BEGIN Provided information

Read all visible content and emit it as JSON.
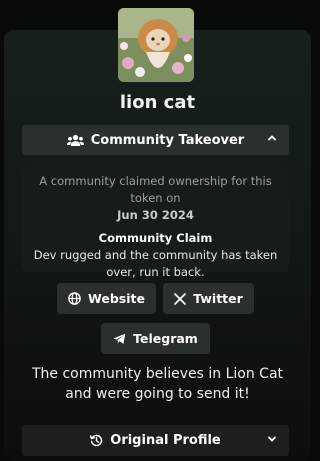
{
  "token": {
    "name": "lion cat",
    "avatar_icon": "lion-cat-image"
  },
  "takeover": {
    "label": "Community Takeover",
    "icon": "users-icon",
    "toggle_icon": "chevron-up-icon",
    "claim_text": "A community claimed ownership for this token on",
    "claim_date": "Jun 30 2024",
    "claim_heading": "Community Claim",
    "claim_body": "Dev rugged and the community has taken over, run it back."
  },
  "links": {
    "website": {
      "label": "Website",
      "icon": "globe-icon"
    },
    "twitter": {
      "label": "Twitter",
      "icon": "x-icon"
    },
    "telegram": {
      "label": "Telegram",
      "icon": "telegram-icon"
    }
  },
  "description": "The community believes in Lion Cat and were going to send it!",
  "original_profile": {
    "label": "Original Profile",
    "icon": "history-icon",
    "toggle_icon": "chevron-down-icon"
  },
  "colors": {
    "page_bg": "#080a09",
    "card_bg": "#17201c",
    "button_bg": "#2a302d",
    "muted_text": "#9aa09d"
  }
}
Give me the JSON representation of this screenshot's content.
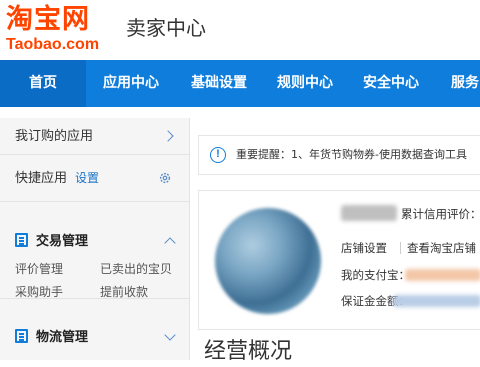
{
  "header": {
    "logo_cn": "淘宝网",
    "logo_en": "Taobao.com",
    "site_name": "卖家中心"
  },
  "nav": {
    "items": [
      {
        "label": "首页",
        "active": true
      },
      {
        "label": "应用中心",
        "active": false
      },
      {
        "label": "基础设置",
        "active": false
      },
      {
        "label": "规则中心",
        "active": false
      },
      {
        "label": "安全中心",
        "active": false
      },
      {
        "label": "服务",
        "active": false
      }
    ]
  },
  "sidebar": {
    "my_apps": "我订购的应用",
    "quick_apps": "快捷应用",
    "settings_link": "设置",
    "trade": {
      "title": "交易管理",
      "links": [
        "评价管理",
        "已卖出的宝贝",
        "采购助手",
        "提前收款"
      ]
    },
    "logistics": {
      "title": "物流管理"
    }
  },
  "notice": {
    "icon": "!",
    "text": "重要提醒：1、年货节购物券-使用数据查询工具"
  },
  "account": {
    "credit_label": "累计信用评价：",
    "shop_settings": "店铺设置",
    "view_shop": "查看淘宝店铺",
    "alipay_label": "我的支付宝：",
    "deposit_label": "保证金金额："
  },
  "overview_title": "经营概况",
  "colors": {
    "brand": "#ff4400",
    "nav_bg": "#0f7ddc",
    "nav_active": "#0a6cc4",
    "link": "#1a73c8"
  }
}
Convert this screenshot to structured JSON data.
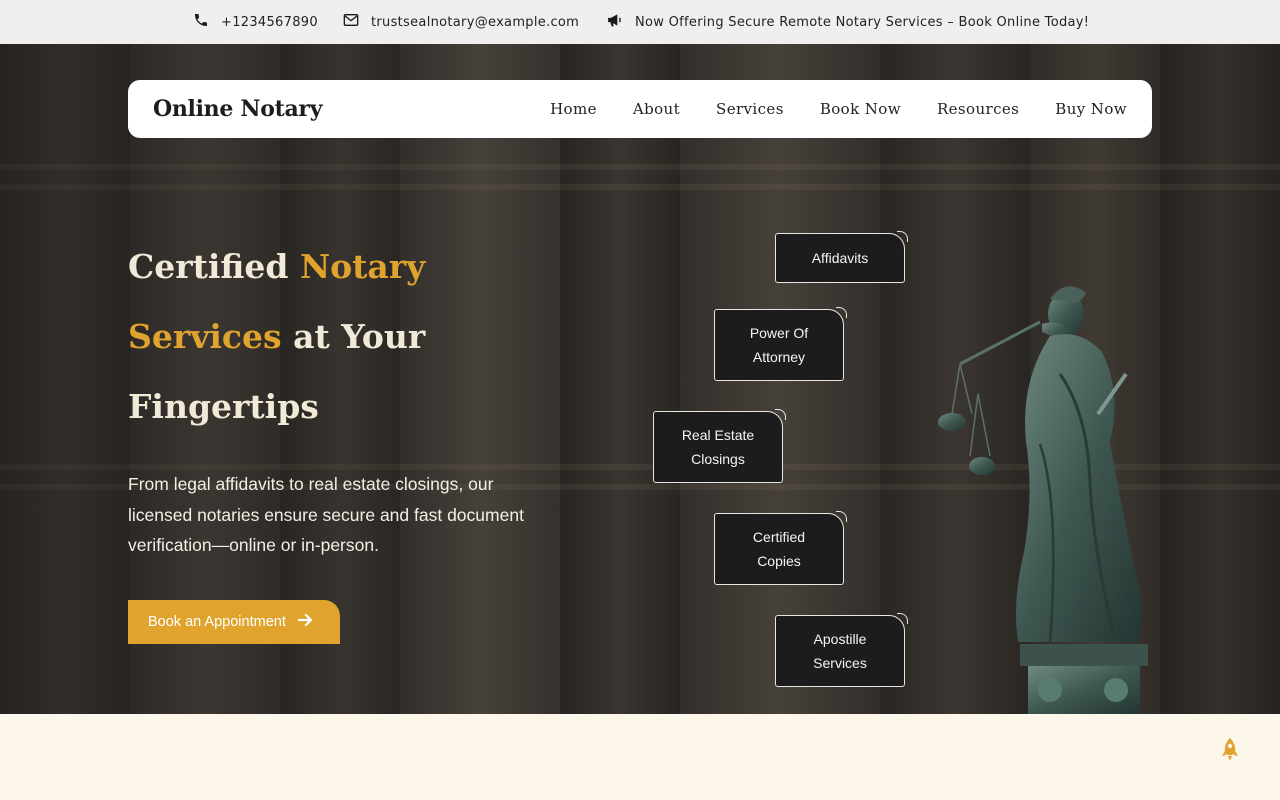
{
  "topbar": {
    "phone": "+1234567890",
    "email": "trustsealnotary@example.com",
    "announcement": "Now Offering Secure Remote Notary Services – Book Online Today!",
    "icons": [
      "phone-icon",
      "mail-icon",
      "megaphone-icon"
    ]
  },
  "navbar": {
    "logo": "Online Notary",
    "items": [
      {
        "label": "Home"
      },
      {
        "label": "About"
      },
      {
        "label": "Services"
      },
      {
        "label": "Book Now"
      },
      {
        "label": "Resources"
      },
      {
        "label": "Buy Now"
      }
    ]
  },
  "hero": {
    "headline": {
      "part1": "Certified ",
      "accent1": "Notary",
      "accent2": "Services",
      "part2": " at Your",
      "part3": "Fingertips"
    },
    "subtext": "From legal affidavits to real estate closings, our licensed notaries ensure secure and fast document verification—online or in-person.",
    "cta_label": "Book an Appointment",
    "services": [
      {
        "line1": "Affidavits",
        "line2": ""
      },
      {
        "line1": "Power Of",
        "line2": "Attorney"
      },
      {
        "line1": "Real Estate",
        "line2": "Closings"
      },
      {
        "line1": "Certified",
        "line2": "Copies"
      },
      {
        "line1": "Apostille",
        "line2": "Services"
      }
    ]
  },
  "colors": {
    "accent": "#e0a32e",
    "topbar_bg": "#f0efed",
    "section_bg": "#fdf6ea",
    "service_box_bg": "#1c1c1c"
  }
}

END Provided information

* Short problem
Copy the records exactly. Skip the pictures.

* Response
Read all visible content and emit it as JSON.
{
  "token": {
    "name": "lion cat",
    "avatar_icon": "lion-cat-image"
  },
  "takeover": {
    "label": "Community Takeover",
    "icon": "users-icon",
    "toggle_icon": "chevron-up-icon",
    "claim_text": "A community claimed ownership for this token on",
    "claim_date": "Jun 30 2024",
    "claim_heading": "Community Claim",
    "claim_body": "Dev rugged and the community has taken over, run it back."
  },
  "links": {
    "website": {
      "label": "Website",
      "icon": "globe-icon"
    },
    "twitter": {
      "label": "Twitter",
      "icon": "x-icon"
    },
    "telegram": {
      "label": "Telegram",
      "icon": "telegram-icon"
    }
  },
  "description": "The community believes in Lion Cat and were going to send it!",
  "original_profile": {
    "label": "Original Profile",
    "icon": "history-icon",
    "toggle_icon": "chevron-down-icon"
  },
  "colors": {
    "page_bg": "#080a09",
    "card_bg": "#17201c",
    "button_bg": "#2a302d",
    "muted_text": "#9aa09d"
  }
}
Give me the JSON representation of this screenshot's content.
{
  "header": {
    "logo_cn": "淘宝网",
    "logo_en": "Taobao.com",
    "site_name": "卖家中心"
  },
  "nav": {
    "items": [
      {
        "label": "首页",
        "active": true
      },
      {
        "label": "应用中心",
        "active": false
      },
      {
        "label": "基础设置",
        "active": false
      },
      {
        "label": "规则中心",
        "active": false
      },
      {
        "label": "安全中心",
        "active": false
      },
      {
        "label": "服务",
        "active": false
      }
    ]
  },
  "sidebar": {
    "my_apps": "我订购的应用",
    "quick_apps": "快捷应用",
    "settings_link": "设置",
    "trade": {
      "title": "交易管理",
      "links": [
        "评价管理",
        "已卖出的宝贝",
        "采购助手",
        "提前收款"
      ]
    },
    "logistics": {
      "title": "物流管理"
    }
  },
  "notice": {
    "icon": "!",
    "text": "重要提醒：1、年货节购物券-使用数据查询工具"
  },
  "account": {
    "credit_label": "累计信用评价：",
    "shop_settings": "店铺设置",
    "view_shop": "查看淘宝店铺",
    "alipay_label": "我的支付宝：",
    "deposit_label": "保证金金额："
  },
  "overview_title": "经营概况",
  "colors": {
    "brand": "#ff4400",
    "nav_bg": "#0f7ddc",
    "nav_active": "#0a6cc4",
    "link": "#1a73c8"
  }
}
Convert this screenshot to structured JSON data.
{
  "topbar": {
    "phone": "+1234567890",
    "email": "trustsealnotary@example.com",
    "announcement": "Now Offering Secure Remote Notary Services – Book Online Today!",
    "icons": [
      "phone-icon",
      "mail-icon",
      "megaphone-icon"
    ]
  },
  "navbar": {
    "logo": "Online Notary",
    "items": [
      {
        "label": "Home"
      },
      {
        "label": "About"
      },
      {
        "label": "Services"
      },
      {
        "label": "Book Now"
      },
      {
        "label": "Resources"
      },
      {
        "label": "Buy Now"
      }
    ]
  },
  "hero": {
    "headline": {
      "part1": "Certified ",
      "accent1": "Notary",
      "accent2": "Services",
      "part2": " at Your",
      "part3": "Fingertips"
    },
    "subtext": "From legal affidavits to real estate closings, our licensed notaries ensure secure and fast document verification—online or in-person.",
    "cta_label": "Book an Appointment",
    "services": [
      {
        "line1": "Affidavits",
        "line2": ""
      },
      {
        "line1": "Power Of",
        "line2": "Attorney"
      },
      {
        "line1": "Real Estate",
        "line2": "Closings"
      },
      {
        "line1": "Certified",
        "line2": "Copies"
      },
      {
        "line1": "Apostille",
        "line2": "Services"
      }
    ]
  },
  "colors": {
    "accent": "#e0a32e",
    "topbar_bg": "#f0efed",
    "section_bg": "#fdf6ea",
    "service_box_bg": "#1c1c1c"
  }
}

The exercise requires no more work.